Copy each line of the entries below word for word, but leave out the pictures.

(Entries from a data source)
----------------

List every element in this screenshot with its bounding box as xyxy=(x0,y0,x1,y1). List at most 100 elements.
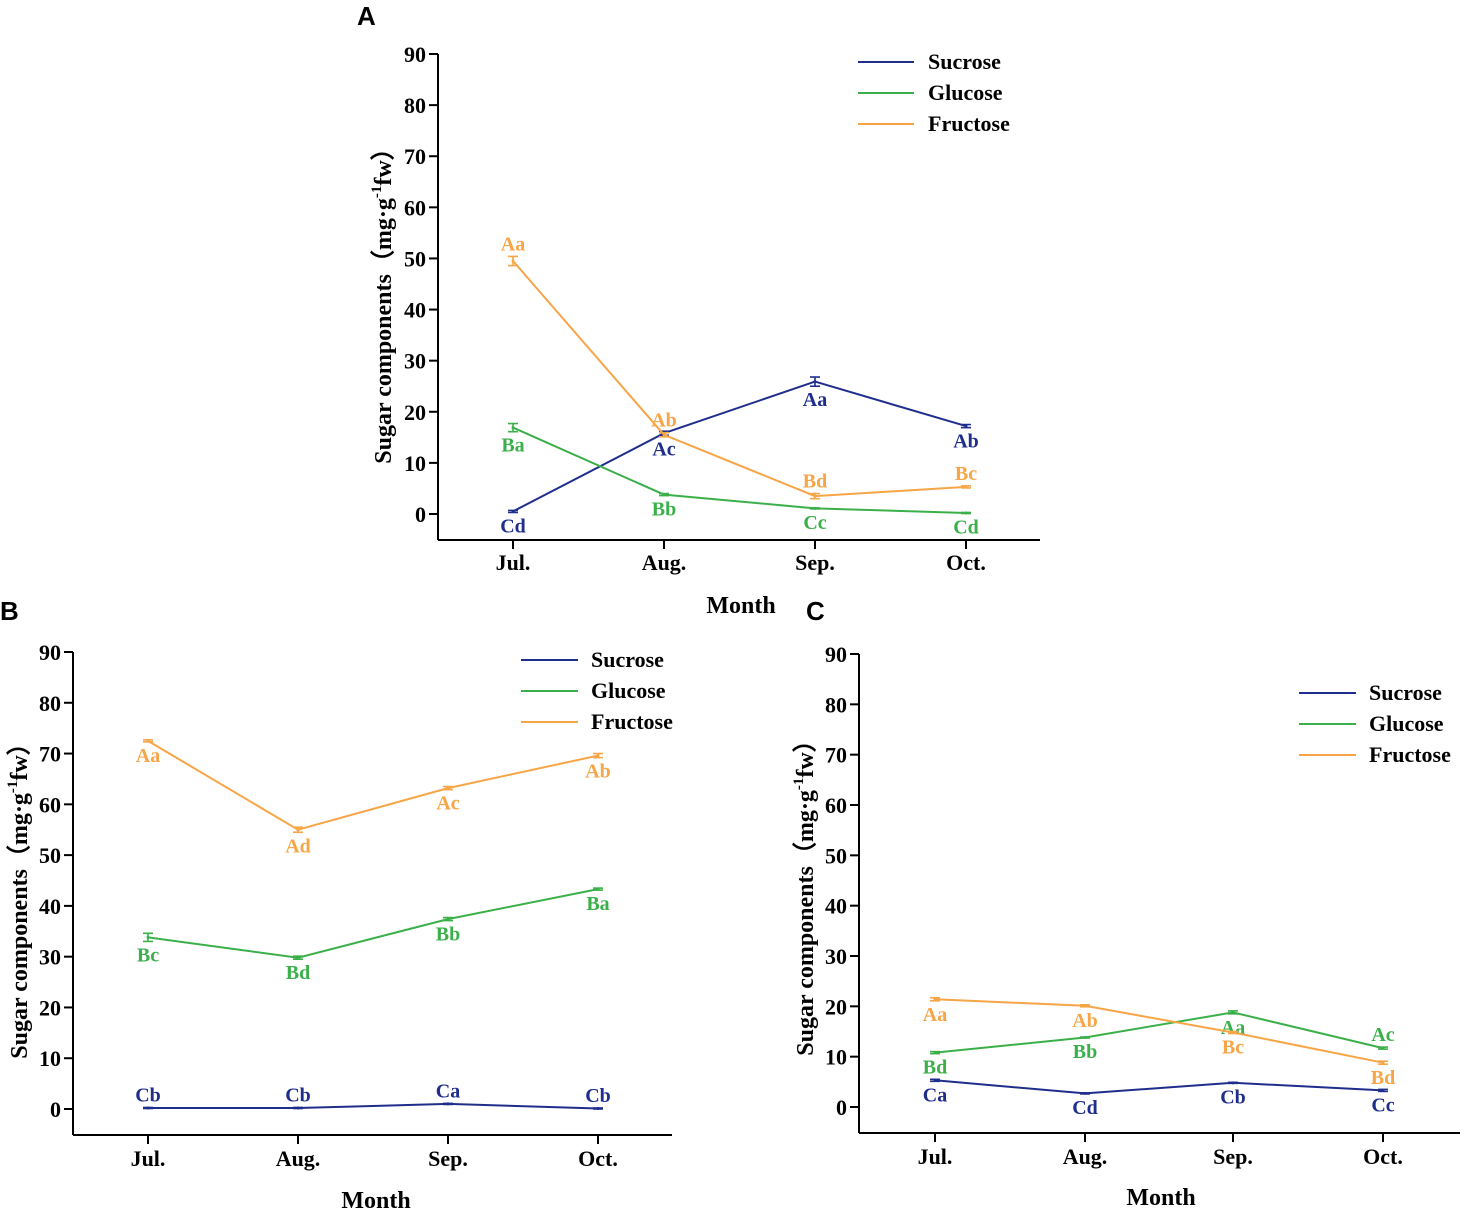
data-point xyxy=(596,887,600,891)
significance-label: Cb xyxy=(285,1084,311,1106)
data-point xyxy=(446,917,450,921)
legend-item-fructose: Fructose xyxy=(521,709,673,734)
panel-letter: C xyxy=(806,596,825,626)
significance-label: Ab xyxy=(651,410,677,432)
y-tick-label: 80 xyxy=(825,692,847,717)
y-tick-label: 0 xyxy=(836,1095,847,1120)
x-tick-label: Aug. xyxy=(276,1146,321,1171)
x-tick-label: Sep. xyxy=(428,1146,468,1171)
series-sucrose: Cd Ac Aa Ab xyxy=(500,376,979,537)
significance-label: Ca xyxy=(923,1084,947,1106)
data-point xyxy=(1381,1046,1385,1050)
y-axis-title-unit: fw） xyxy=(370,136,397,185)
significance-label: Ac xyxy=(652,438,675,460)
data-point xyxy=(813,494,817,498)
series-line-glucose xyxy=(147,888,599,959)
series-line-sucrose xyxy=(934,1079,1384,1095)
x-tick-label: Jul. xyxy=(131,1146,166,1171)
legend-label: Sucrose xyxy=(928,49,1001,74)
data-point xyxy=(146,1106,150,1110)
legend-item-sucrose: Sucrose xyxy=(858,49,1001,74)
x-tick-label: Aug. xyxy=(1063,1144,1108,1169)
x-tick-label: Sep. xyxy=(1213,1144,1253,1169)
x-tick-label: Aug. xyxy=(642,550,687,575)
legend-item-glucose: Glucose xyxy=(1299,711,1444,736)
y-tick-label: 0 xyxy=(415,502,426,527)
data-point xyxy=(1083,1091,1087,1095)
data-point xyxy=(1083,1004,1087,1008)
significance-label: Cd xyxy=(953,516,979,538)
legend: Sucrose Glucose Fructose xyxy=(521,647,673,734)
y-tick-label: 50 xyxy=(39,843,61,868)
data-point xyxy=(296,828,300,832)
y-axis-title-superscript: -1 xyxy=(369,186,385,199)
series-line-glucose xyxy=(512,426,967,514)
significance-label: Cc xyxy=(1371,1094,1394,1116)
y-tick-label: 0 xyxy=(50,1097,61,1122)
y-axis-title-main: Sugar components（mg·g xyxy=(792,790,819,1056)
significance-label: Ac xyxy=(1371,1024,1394,1046)
significance-label: Cb xyxy=(1220,1086,1246,1108)
significance-label: Bb xyxy=(436,924,460,946)
data-point xyxy=(446,786,450,790)
legend-label: Sucrose xyxy=(591,647,664,672)
legend-item-fructose: Fructose xyxy=(858,111,1010,136)
data-point xyxy=(146,739,150,743)
y-axis-title: Sugar components（mg·g-1fw） xyxy=(791,728,819,1055)
significance-label: Ab xyxy=(953,431,979,453)
x-tick-label: Oct. xyxy=(1363,1144,1403,1169)
data-point xyxy=(296,956,300,960)
series-line-fructose xyxy=(934,998,1384,1064)
data-point xyxy=(1231,1010,1235,1014)
significance-label: Bc xyxy=(1222,1037,1244,1059)
y-tick-label: 30 xyxy=(825,944,847,969)
data-point xyxy=(1381,1061,1385,1065)
y-tick-label: 90 xyxy=(39,640,61,665)
data-point xyxy=(511,259,515,263)
data-point xyxy=(296,1106,300,1110)
x-tick-label: Oct. xyxy=(578,1146,618,1171)
y-tick-label: 20 xyxy=(825,994,847,1019)
significance-label: Ab xyxy=(1072,1010,1098,1032)
data-point xyxy=(964,485,968,489)
y-tick-label: 20 xyxy=(39,995,61,1020)
x-tick-label: Sep. xyxy=(795,550,835,575)
y-tick-label: 30 xyxy=(39,945,61,970)
y-tick-label: 70 xyxy=(39,742,61,767)
y-axis-title-main: Sugar components（mg·g xyxy=(370,198,397,464)
x-axis-title: Month xyxy=(341,1188,410,1213)
y-tick-label: 20 xyxy=(404,400,426,425)
significance-label: Aa xyxy=(803,389,827,411)
significance-label: Cd xyxy=(500,515,526,537)
chart-panel-c: C 0 10 20 30 40 50 60 70 80 90 Jul. Aug. Sep. Oct. Mont… xyxy=(791,596,1460,1211)
legend-label: Fructose xyxy=(928,111,1010,136)
legend: Sucrose Glucose Fructose xyxy=(1299,680,1451,767)
data-point xyxy=(1083,1036,1087,1040)
significance-label: Ba xyxy=(501,435,524,457)
y-axis-title-unit: fw） xyxy=(6,731,33,780)
data-point xyxy=(933,1078,937,1082)
legend-label: Glucose xyxy=(1369,711,1444,736)
y-tick-label: 80 xyxy=(404,93,426,118)
y-tick-label: 40 xyxy=(404,298,426,323)
data-point xyxy=(596,754,600,758)
series-line-fructose xyxy=(512,260,967,498)
y-tick-label: 10 xyxy=(825,1045,847,1070)
significance-label: Cc xyxy=(803,512,826,534)
chart-panel-a: A 0 10 20 30 40 50 60 70 80 90 Jul. Aug. Sep. Oct. Mont… xyxy=(357,1,1040,619)
series-fructose: Aa Ad Ac Ab xyxy=(136,739,611,857)
y-tick-label: 60 xyxy=(404,195,426,220)
y-axis-title-unit: fw） xyxy=(792,728,819,777)
legend-item-glucose: Glucose xyxy=(521,678,666,703)
y-tick-label: 70 xyxy=(825,743,847,768)
significance-label: Bb xyxy=(1073,1041,1097,1063)
significance-label: Bb xyxy=(652,499,676,521)
series-fructose: Aa Ab Bd Bc xyxy=(501,233,977,500)
significance-label: Aa xyxy=(501,233,525,255)
significance-label: Ca xyxy=(436,1080,460,1102)
legend-label: Fructose xyxy=(1369,742,1451,767)
y-tick-label: 60 xyxy=(825,793,847,818)
significance-label: Bd xyxy=(923,1057,947,1079)
series-glucose: Ba Bb Cc Cd xyxy=(501,422,979,538)
y-tick-label: 80 xyxy=(39,691,61,716)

----------------

> _The output_:
List every element in this screenshot with its bounding box as xyxy=(x0,y0,x1,y1). List at most 100 elements.
data-point xyxy=(596,887,600,891)
significance-label: Cb xyxy=(285,1084,311,1106)
data-point xyxy=(446,917,450,921)
legend-item-fructose: Fructose xyxy=(521,709,673,734)
panel-letter: C xyxy=(806,596,825,626)
significance-label: Ab xyxy=(651,410,677,432)
y-tick-label: 80 xyxy=(825,692,847,717)
y-tick-label: 0 xyxy=(836,1095,847,1120)
x-tick-label: Aug. xyxy=(276,1146,321,1171)
x-tick-label: Sep. xyxy=(428,1146,468,1171)
series-sucrose: Cd Ac Aa Ab xyxy=(500,376,979,537)
significance-label: Ca xyxy=(923,1084,947,1106)
data-point xyxy=(1381,1046,1385,1050)
y-axis-title-unit: fw） xyxy=(370,136,397,185)
significance-label: Ac xyxy=(652,438,675,460)
data-point xyxy=(813,494,817,498)
series-line-glucose xyxy=(147,888,599,959)
series-line-sucrose xyxy=(934,1079,1384,1095)
x-tick-label: Jul. xyxy=(131,1146,166,1171)
legend-label: Sucrose xyxy=(928,49,1001,74)
data-point xyxy=(146,1106,150,1110)
legend-item-sucrose: Sucrose xyxy=(858,49,1001,74)
x-tick-label: Aug. xyxy=(1063,1144,1108,1169)
x-tick-label: Sep. xyxy=(1213,1144,1253,1169)
x-tick-label: Aug. xyxy=(642,550,687,575)
legend-item-glucose: Glucose xyxy=(1299,711,1444,736)
y-tick-label: 0 xyxy=(415,502,426,527)
data-point xyxy=(1083,1091,1087,1095)
data-point xyxy=(1083,1004,1087,1008)
significance-label: Cd xyxy=(953,516,979,538)
legend: Sucrose Glucose Fructose xyxy=(521,647,673,734)
y-tick-label: 50 xyxy=(39,843,61,868)
data-point xyxy=(296,828,300,832)
y-axis-title-superscript: -1 xyxy=(369,186,385,199)
series-line-glucose xyxy=(512,426,967,514)
significance-label: Cc xyxy=(1371,1094,1394,1116)
y-tick-label: 0 xyxy=(50,1097,61,1122)
y-axis-title-main: Sugar components（mg·g xyxy=(792,790,819,1056)
significance-label: Ac xyxy=(1371,1024,1394,1046)
significance-label: Cb xyxy=(1220,1086,1246,1108)
significance-label: Bb xyxy=(436,924,460,946)
data-point xyxy=(446,786,450,790)
legend-label: Sucrose xyxy=(591,647,664,672)
legend-item-fructose: Fructose xyxy=(858,111,1010,136)
data-point xyxy=(146,739,150,743)
y-axis-title: Sugar components（mg·g-1fw） xyxy=(791,728,819,1055)
significance-label: Ab xyxy=(953,431,979,453)
x-tick-label: Oct. xyxy=(1363,1144,1403,1169)
data-point xyxy=(296,956,300,960)
series-line-fructose xyxy=(934,998,1384,1064)
data-point xyxy=(1231,1010,1235,1014)
significance-label: Bc xyxy=(1222,1037,1244,1059)
y-tick-label: 30 xyxy=(825,944,847,969)
data-point xyxy=(1381,1061,1385,1065)
y-tick-label: 90 xyxy=(39,640,61,665)
data-point xyxy=(511,259,515,263)
data-point xyxy=(296,1106,300,1110)
x-tick-label: Oct. xyxy=(578,1146,618,1171)
y-tick-label: 20 xyxy=(825,994,847,1019)
significance-label: Ab xyxy=(1072,1010,1098,1032)
data-point xyxy=(964,485,968,489)
y-tick-label: 20 xyxy=(39,995,61,1020)
x-tick-label: Sep. xyxy=(795,550,835,575)
y-tick-label: 30 xyxy=(39,945,61,970)
y-tick-label: 70 xyxy=(39,742,61,767)
y-axis-title-main: Sugar components（mg·g xyxy=(370,198,397,464)
x-axis-title: Month xyxy=(341,1188,410,1213)
y-tick-label: 20 xyxy=(404,400,426,425)
significance-label: Aa xyxy=(803,389,827,411)
significance-label: Cd xyxy=(500,515,526,537)
chart-panel-c: C 0 10 20 30 40 50 60 70 80 90 Jul. Aug. Sep. Oct. Mont… xyxy=(791,596,1460,1211)
legend-label: Fructose xyxy=(928,111,1010,136)
legend: Sucrose Glucose Fructose xyxy=(1299,680,1451,767)
data-point xyxy=(1083,1036,1087,1040)
significance-label: Ba xyxy=(501,435,524,457)
y-axis-title-unit: fw） xyxy=(6,731,33,780)
data-point xyxy=(933,1078,937,1082)
legend-label: Glucose xyxy=(1369,711,1444,736)
y-tick-label: 80 xyxy=(404,93,426,118)
y-tick-label: 40 xyxy=(404,298,426,323)
data-point xyxy=(596,754,600,758)
series-line-fructose xyxy=(512,260,967,498)
y-tick-label: 10 xyxy=(825,1045,847,1070)
significance-label: Cc xyxy=(803,512,826,534)
chart-panel-a: A 0 10 20 30 40 50 60 70 80 90 Jul. Aug. Sep. Oct. Mont… xyxy=(357,1,1040,619)
series-fructose: Aa Ad Ac Ab xyxy=(136,739,611,857)
y-tick-label: 60 xyxy=(404,195,426,220)
y-axis-title-unit: fw） xyxy=(792,728,819,777)
legend-item-glucose: Glucose xyxy=(521,678,666,703)
y-tick-label: 70 xyxy=(825,743,847,768)
significance-label: Bb xyxy=(1073,1041,1097,1063)
significance-label: Bb xyxy=(652,499,676,521)
series-fructose: Aa Ab Bd Bc xyxy=(501,233,977,500)
significance-label: Aa xyxy=(501,233,525,255)
significance-label: Ca xyxy=(436,1080,460,1102)
legend-label: Fructose xyxy=(1369,742,1451,767)
y-tick-label: 60 xyxy=(825,793,847,818)
significance-label: Bd xyxy=(923,1057,947,1079)
series-glucose: Ba Bb Cc Cd xyxy=(501,422,979,538)
y-tick-label: 80 xyxy=(39,691,61,716)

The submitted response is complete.